▸ Problem to solve: Quote, without change, all of the lines that follow.

-------- Dataset entries --------

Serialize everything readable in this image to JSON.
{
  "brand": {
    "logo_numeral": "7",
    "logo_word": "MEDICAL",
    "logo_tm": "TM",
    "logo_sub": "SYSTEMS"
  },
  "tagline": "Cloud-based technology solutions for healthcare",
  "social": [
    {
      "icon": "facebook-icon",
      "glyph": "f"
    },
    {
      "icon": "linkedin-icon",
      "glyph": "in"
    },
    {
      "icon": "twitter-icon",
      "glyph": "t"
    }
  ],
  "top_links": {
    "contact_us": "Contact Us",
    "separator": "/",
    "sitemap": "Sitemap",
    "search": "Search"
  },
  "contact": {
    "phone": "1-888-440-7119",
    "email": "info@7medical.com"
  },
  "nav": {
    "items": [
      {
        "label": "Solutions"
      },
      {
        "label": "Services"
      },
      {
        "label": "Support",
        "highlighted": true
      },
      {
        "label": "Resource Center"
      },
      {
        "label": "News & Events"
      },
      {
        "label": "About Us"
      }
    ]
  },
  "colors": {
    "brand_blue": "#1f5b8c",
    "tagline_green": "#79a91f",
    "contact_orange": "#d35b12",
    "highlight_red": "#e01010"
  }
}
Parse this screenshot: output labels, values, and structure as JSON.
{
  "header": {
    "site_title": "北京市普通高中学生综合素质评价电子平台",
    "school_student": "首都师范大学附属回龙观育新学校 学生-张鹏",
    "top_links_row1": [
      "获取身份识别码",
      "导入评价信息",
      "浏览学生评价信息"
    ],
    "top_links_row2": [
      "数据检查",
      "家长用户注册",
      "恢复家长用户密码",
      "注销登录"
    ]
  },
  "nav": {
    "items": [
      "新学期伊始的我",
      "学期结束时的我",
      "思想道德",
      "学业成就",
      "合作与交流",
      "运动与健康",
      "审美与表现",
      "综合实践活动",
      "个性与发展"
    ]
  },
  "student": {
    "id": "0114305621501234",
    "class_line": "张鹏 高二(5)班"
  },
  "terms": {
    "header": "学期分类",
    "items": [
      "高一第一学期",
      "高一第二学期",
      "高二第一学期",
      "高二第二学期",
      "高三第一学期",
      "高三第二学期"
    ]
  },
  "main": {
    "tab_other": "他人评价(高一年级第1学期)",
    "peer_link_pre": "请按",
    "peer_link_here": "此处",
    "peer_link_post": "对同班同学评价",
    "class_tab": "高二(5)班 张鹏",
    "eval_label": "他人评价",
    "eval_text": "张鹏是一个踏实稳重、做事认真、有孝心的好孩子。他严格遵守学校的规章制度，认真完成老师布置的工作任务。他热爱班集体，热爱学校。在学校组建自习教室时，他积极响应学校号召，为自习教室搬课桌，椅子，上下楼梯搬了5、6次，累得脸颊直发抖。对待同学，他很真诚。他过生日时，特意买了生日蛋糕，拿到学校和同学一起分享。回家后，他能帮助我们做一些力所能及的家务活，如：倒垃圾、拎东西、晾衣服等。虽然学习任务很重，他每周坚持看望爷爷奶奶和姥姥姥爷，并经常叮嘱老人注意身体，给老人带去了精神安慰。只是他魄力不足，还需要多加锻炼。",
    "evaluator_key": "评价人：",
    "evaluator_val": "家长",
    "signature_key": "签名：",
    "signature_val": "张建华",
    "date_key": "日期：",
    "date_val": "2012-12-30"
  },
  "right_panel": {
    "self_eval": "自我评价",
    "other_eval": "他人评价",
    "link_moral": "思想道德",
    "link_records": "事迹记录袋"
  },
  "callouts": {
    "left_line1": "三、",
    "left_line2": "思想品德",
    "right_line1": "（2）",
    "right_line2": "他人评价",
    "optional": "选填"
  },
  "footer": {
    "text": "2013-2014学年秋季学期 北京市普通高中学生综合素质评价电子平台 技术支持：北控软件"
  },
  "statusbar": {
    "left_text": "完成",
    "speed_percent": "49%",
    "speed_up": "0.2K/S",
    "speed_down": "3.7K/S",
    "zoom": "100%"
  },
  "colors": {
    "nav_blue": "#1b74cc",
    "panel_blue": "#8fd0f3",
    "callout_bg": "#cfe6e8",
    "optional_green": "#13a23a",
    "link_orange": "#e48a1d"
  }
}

--------

▸ Worked solution:
Serialize everything readable in this image to JSON.
{
  "brand": {
    "logo_numeral": "7",
    "logo_word": "MEDICAL",
    "logo_tm": "TM",
    "logo_sub": "SYSTEMS"
  },
  "tagline": "Cloud-based technology solutions for healthcare",
  "social": [
    {
      "icon": "facebook-icon",
      "glyph": "f"
    },
    {
      "icon": "linkedin-icon",
      "glyph": "in"
    },
    {
      "icon": "twitter-icon",
      "glyph": "t"
    }
  ],
  "top_links": {
    "contact_us": "Contact Us",
    "separator": "/",
    "sitemap": "Sitemap",
    "search": "Search"
  },
  "contact": {
    "phone": "1-888-440-7119",
    "email": "info@7medical.com"
  },
  "nav": {
    "items": [
      {
        "label": "Solutions"
      },
      {
        "label": "Services"
      },
      {
        "label": "Support",
        "highlighted": true
      },
      {
        "label": "Resource Center"
      },
      {
        "label": "News & Events"
      },
      {
        "label": "About Us"
      }
    ]
  },
  "colors": {
    "brand_blue": "#1f5b8c",
    "tagline_green": "#79a91f",
    "contact_orange": "#d35b12",
    "highlight_red": "#e01010"
  }
}
Parse this screenshot: output labels, values, and structure as JSON.
{
  "header": {
    "site_title": "北京市普通高中学生综合素质评价电子平台",
    "school_student": "首都师范大学附属回龙观育新学校 学生-张鹏",
    "top_links_row1": [
      "获取身份识别码",
      "导入评价信息",
      "浏览学生评价信息"
    ],
    "top_links_row2": [
      "数据检查",
      "家长用户注册",
      "恢复家长用户密码",
      "注销登录"
    ]
  },
  "nav": {
    "items": [
      "新学期伊始的我",
      "学期结束时的我",
      "思想道德",
      "学业成就",
      "合作与交流",
      "运动与健康",
      "审美与表现",
      "综合实践活动",
      "个性与发展"
    ]
  },
  "student": {
    "id": "0114305621501234",
    "class_line": "张鹏 高二(5)班"
  },
  "terms": {
    "header": "学期分类",
    "items": [
      "高一第一学期",
      "高一第二学期",
      "高二第一学期",
      "高二第二学期",
      "高三第一学期",
      "高三第二学期"
    ]
  },
  "main": {
    "tab_other": "他人评价(高一年级第1学期)",
    "peer_link_pre": "请按",
    "peer_link_here": "此处",
    "peer_link_post": "对同班同学评价",
    "class_tab": "高二(5)班 张鹏",
    "eval_label": "他人评价",
    "eval_text": "张鹏是一个踏实稳重、做事认真、有孝心的好孩子。他严格遵守学校的规章制度，认真完成老师布置的工作任务。他热爱班集体，热爱学校。在学校组建自习教室时，他积极响应学校号召，为自习教室搬课桌，椅子，上下楼梯搬了5、6次，累得脸颊直发抖。对待同学，他很真诚。他过生日时，特意买了生日蛋糕，拿到学校和同学一起分享。回家后，他能帮助我们做一些力所能及的家务活，如：倒垃圾、拎东西、晾衣服等。虽然学习任务很重，他每周坚持看望爷爷奶奶和姥姥姥爷，并经常叮嘱老人注意身体，给老人带去了精神安慰。只是他魄力不足，还需要多加锻炼。",
    "evaluator_key": "评价人：",
    "evaluator_val": "家长",
    "signature_key": "签名：",
    "signature_val": "张建华",
    "date_key": "日期：",
    "date_val": "2012-12-30"
  },
  "right_panel": {
    "self_eval": "自我评价",
    "other_eval": "他人评价",
    "link_moral": "思想道德",
    "link_records": "事迹记录袋"
  },
  "callouts": {
    "left_line1": "三、",
    "left_line2": "思想品德",
    "right_line1": "（2）",
    "right_line2": "他人评价",
    "optional": "选填"
  },
  "footer": {
    "text": "2013-2014学年秋季学期 北京市普通高中学生综合素质评价电子平台 技术支持：北控软件"
  },
  "statusbar": {
    "left_text": "完成",
    "speed_percent": "49%",
    "speed_up": "0.2K/S",
    "speed_down": "3.7K/S",
    "zoom": "100%"
  },
  "colors": {
    "nav_blue": "#1b74cc",
    "panel_blue": "#8fd0f3",
    "callout_bg": "#cfe6e8",
    "optional_green": "#13a23a",
    "link_orange": "#e48a1d"
  }
}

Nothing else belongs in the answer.